-------- DATASET RECORDS --------

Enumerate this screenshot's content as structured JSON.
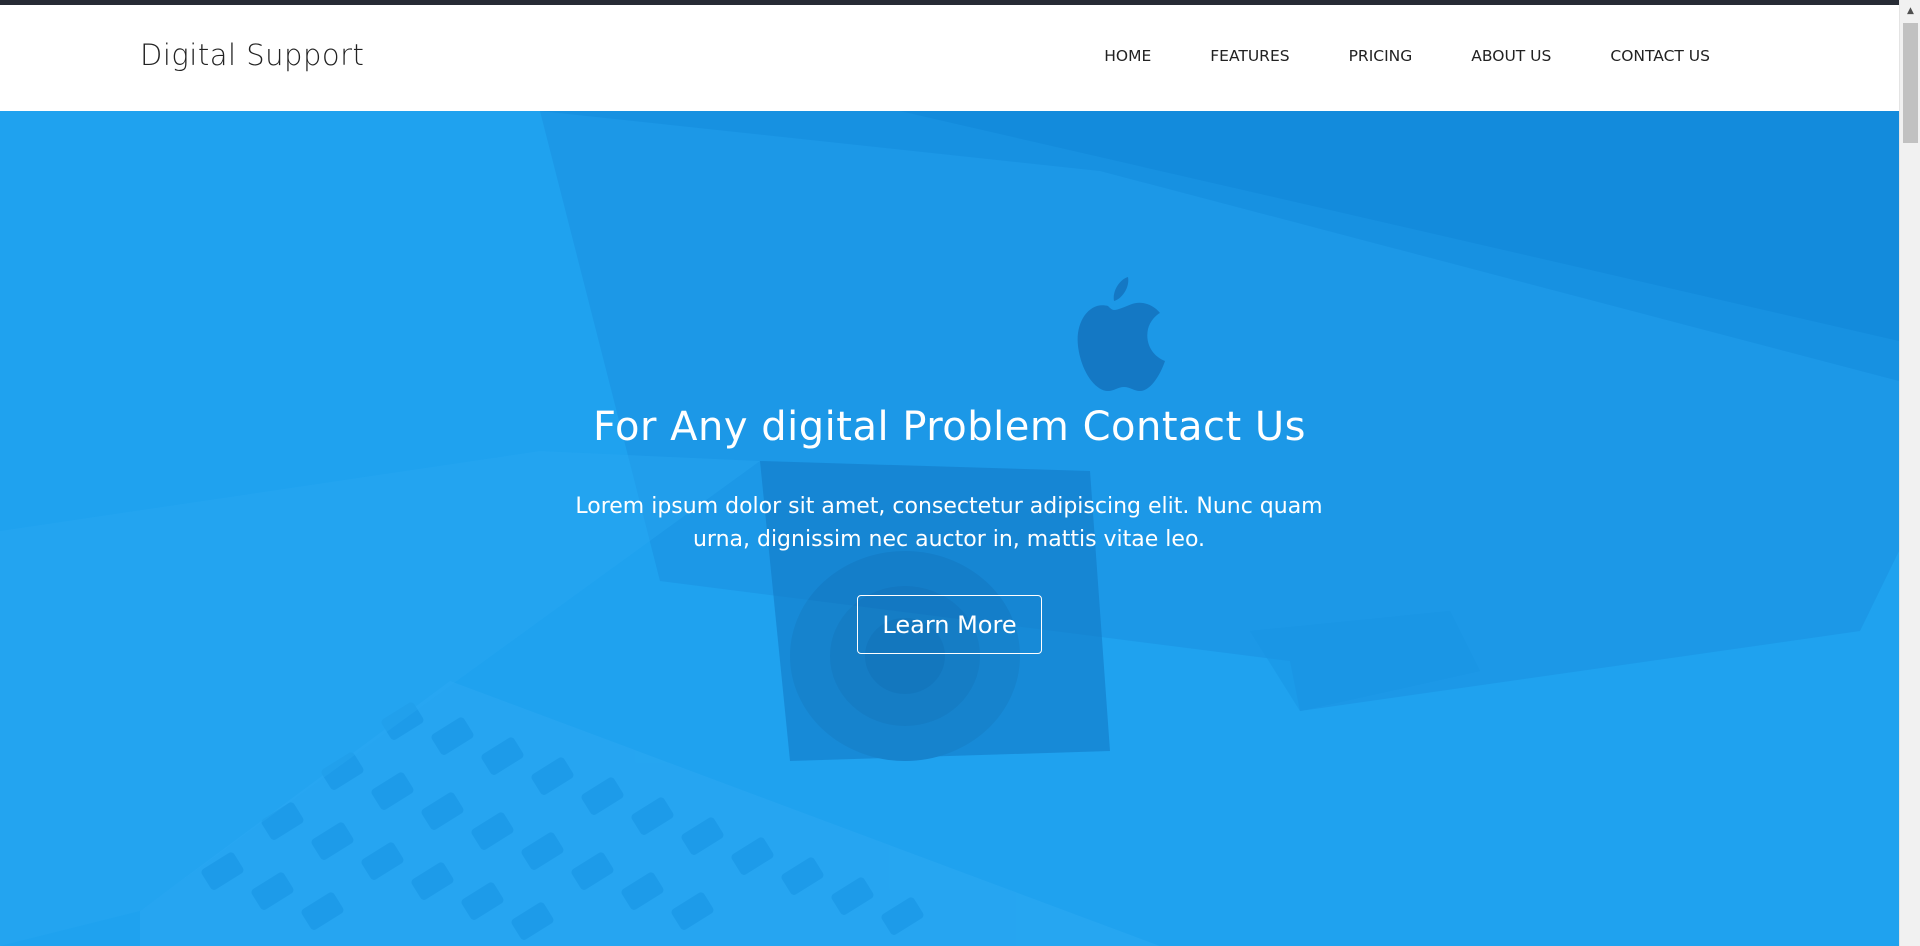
{
  "navbar": {
    "brand": "Digital Support",
    "links": [
      "HOME",
      "FEATURES",
      "PRICING",
      "ABOUT US",
      "CONTACT US"
    ]
  },
  "hero": {
    "title": "For Any digital Problem Contact Us",
    "text": "Lorem ipsum dolor sit amet, consectetur adipiscing elit. Nunc quam urna, dignissim nec auctor in, mattis vitae leo.",
    "button_label": "Learn More",
    "overlay_color": "#1fa2ef"
  },
  "colors": {
    "topbar": "#272b35",
    "nav_text": "#222222",
    "hero_text": "#ffffff"
  },
  "scrollbar": {
    "up_arrow_icon": "triangle-up"
  }
}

--------

### EXERCISE AIM
Nothing in the entries above should change when they are printed again, except that the pictures are dropped.

### FULL ANSWER
Enumerate this screenshot's content as structured JSON.
{
  "navbar": {
    "brand": "Digital Support",
    "links": [
      "HOME",
      "FEATURES",
      "PRICING",
      "ABOUT US",
      "CONTACT US"
    ]
  },
  "hero": {
    "title": "For Any digital Problem Contact Us",
    "text": "Lorem ipsum dolor sit amet, consectetur adipiscing elit. Nunc quam urna, dignissim nec auctor in, mattis vitae leo.",
    "button_label": "Learn More",
    "overlay_color": "#1fa2ef"
  },
  "colors": {
    "topbar": "#272b35",
    "nav_text": "#222222",
    "hero_text": "#ffffff"
  },
  "scrollbar": {
    "up_arrow_icon": "triangle-up"
  }
}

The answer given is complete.